A run of records
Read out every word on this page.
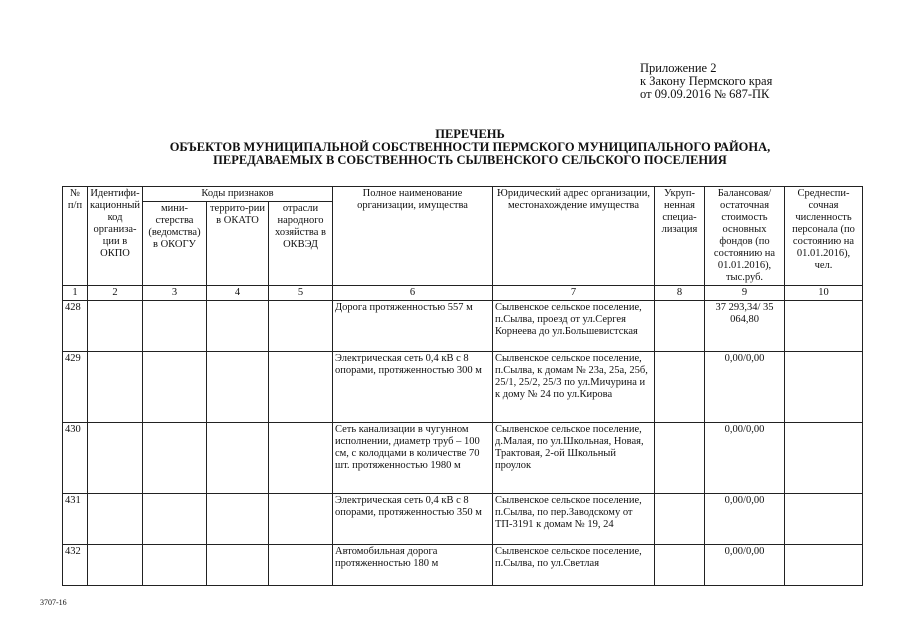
Приложение 2
к Закону Пермского края
от 09.09.2016 № 687-ПК
ПЕРЕЧЕНЬ
ОБЪЕКТОВ МУНИЦИПАЛЬНОЙ СОБСТВЕННОСТИ ПЕРМСКОГО МУНИЦИПАЛЬНОГО РАЙОНА,
ПЕРЕДАВАЕМЫХ В СОБСТВЕННОСТЬ СЫЛВЕНСКОГО СЕЛЬСКОГО ПОСЕЛЕНИЯ
№ п/п	Идентифи-кационный код организа-ции в ОКПО	Коды признаков			Полное наименование организации, имущества	Юридический адрес организации, местонахождение имущества	Укруп-ненная специа-лизация	Балансовая/ остаточная стоимость основных фондов (по состоянию на 01.01.2016), тыс.руб.	Среднеспи-сочная численность персонала (по состоянию на 01.01.2016), чел.
		мини-стерства (ведомства) в ОКОГУ	террито-рии в ОКАТО	отрасли народного хозяйства в ОКВЭД					
1	2	3	4	5	6	7	8	9	10
428					Дорога протяженностью 557 м	Сылвенское сельское поселение, п.Сылва, проезд от ул.Сергея Корнеева до ул.Большевистская		37 293,34/ 35 064,80	
429					Электрическая сеть 0,4 кВ с 8 опорами, протяженностью 300 м	Сылвенское сельское поселение, п.Сылва, к домам № 23а, 25а, 25б, 25/1, 25/2, 25/3 по ул.Мичурина и к дому № 24 по ул.Кирова		0,00/0,00	
430					Сеть канализации в чугунном исполнении, диаметр труб – 100 см, с колодцами в количестве 70 шт. протяженностью 1980 м	Сылвенское сельское поселение, д.Малая, по ул.Школьная, Новая, Трактовая, 2-ой Школьный проулок		0,00/0,00	
431					Электрическая сеть 0,4 кВ с 8 опорами, протяженностью 350 м	Сылвенское сельское поселение, п.Сылва, по пер.Заводскому от ТП-3191 к домам № 19, 24		0,00/0,00	
432					Автомобильная дорога протяженностью 180 м	Сылвенское сельское поселение, п.Сылва, по ул.Светлая		0,00/0,00	
3707-16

§ **Job**
How many lines of the listing include the string "Сылва"? Answer with the number alone.

§ **Problem solution**
4